EXERCISE OBJECTIVE: Using the data below, determine the number of lines that include the string "this". Write only that number.

........

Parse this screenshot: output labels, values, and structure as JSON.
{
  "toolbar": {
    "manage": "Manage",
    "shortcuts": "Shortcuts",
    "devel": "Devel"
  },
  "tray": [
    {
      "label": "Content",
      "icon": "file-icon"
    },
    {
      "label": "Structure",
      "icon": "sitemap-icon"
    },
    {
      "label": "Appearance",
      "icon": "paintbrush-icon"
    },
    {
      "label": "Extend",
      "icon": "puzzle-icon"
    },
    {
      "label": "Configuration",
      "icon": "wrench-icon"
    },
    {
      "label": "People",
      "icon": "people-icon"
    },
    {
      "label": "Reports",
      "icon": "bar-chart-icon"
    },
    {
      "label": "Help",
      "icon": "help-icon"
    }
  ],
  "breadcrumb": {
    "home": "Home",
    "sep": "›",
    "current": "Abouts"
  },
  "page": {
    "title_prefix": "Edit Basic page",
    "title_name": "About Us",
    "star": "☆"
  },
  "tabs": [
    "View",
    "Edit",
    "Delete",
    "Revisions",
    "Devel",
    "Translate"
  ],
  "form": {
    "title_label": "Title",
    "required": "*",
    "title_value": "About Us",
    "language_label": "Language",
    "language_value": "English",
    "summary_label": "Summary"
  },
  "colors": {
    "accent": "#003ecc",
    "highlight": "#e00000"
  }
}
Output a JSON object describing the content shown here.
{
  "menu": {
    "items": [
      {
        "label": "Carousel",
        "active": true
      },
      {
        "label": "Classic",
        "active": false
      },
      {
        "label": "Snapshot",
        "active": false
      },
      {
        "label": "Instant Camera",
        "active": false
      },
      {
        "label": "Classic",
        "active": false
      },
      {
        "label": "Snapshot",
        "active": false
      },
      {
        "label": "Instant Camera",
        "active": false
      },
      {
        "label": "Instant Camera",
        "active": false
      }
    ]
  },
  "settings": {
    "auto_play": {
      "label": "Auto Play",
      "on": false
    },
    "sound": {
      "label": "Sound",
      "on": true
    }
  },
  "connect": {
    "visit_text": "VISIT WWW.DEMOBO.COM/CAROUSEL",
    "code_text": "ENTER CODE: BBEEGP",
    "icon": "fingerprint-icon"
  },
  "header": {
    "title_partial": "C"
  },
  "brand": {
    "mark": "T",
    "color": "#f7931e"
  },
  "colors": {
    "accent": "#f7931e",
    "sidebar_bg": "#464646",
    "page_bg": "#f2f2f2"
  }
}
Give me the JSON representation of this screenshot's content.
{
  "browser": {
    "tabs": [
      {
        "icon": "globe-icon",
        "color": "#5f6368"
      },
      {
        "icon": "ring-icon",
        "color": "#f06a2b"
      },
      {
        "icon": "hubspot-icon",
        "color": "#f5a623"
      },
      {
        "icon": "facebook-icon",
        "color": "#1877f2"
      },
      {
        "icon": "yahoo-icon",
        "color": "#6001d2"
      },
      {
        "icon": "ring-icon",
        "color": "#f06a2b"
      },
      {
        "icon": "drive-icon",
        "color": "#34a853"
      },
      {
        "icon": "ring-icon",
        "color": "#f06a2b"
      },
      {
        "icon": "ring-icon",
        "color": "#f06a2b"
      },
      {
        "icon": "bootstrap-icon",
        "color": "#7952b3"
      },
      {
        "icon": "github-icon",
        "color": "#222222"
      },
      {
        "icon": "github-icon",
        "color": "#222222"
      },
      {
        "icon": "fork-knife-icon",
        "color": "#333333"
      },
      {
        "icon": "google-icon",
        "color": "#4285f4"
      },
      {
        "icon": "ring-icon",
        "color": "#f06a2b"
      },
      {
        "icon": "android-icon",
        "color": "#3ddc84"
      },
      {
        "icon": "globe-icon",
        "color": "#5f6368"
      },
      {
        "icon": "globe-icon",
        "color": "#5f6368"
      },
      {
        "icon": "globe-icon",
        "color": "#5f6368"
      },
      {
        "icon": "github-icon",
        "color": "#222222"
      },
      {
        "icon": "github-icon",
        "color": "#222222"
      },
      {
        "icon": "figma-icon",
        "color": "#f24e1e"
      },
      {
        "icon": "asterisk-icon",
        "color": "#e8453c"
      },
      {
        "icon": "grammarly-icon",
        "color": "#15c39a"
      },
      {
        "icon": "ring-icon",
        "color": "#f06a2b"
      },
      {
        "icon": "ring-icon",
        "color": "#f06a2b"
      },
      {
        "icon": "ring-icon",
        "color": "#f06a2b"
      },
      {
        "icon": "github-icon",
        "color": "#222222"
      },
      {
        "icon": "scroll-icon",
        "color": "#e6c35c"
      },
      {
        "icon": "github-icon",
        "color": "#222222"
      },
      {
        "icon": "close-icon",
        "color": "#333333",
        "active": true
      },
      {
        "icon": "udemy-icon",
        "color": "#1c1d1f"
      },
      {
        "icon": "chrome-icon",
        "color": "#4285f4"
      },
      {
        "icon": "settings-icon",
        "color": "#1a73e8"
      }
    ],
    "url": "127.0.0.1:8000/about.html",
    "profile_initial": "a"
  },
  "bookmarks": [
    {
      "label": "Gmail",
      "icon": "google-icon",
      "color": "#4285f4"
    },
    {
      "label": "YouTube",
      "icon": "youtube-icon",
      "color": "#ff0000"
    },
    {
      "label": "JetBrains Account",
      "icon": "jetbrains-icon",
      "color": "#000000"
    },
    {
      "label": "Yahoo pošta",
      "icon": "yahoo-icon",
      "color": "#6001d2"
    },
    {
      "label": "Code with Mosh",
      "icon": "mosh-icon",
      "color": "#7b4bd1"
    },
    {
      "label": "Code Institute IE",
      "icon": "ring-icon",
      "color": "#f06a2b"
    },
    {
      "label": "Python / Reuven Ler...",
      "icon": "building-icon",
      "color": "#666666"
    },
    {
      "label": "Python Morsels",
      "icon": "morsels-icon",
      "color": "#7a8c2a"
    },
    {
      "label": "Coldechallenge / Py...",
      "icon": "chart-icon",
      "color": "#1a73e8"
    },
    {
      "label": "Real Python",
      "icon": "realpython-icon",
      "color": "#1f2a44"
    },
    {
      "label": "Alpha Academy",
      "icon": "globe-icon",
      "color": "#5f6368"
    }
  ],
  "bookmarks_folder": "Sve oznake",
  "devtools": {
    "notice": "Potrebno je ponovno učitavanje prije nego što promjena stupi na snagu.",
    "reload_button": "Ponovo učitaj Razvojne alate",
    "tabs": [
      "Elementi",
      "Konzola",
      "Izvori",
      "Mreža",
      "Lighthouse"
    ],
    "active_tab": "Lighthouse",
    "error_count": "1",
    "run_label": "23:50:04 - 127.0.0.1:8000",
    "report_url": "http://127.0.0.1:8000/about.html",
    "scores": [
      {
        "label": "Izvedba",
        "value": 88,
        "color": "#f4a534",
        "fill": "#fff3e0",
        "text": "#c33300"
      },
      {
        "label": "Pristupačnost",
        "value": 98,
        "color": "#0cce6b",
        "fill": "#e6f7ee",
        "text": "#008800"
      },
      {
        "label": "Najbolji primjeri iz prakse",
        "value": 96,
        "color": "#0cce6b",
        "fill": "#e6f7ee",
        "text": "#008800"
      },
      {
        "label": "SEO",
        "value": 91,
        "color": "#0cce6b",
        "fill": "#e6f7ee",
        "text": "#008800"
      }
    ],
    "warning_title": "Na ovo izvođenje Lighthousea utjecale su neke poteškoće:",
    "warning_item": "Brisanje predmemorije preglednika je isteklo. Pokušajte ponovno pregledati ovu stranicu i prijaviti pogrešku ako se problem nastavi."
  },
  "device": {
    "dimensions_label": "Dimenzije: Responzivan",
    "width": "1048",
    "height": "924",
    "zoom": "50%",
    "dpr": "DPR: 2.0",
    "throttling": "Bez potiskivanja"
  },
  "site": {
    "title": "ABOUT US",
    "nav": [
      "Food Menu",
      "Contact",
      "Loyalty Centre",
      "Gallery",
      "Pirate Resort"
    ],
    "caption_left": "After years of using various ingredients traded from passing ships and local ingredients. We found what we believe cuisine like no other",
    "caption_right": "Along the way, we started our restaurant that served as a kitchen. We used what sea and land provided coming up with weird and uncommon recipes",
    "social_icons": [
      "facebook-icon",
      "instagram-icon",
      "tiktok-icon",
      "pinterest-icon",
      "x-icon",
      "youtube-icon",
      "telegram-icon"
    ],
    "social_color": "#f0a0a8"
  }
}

........

COMPLETED EXERCISE: 2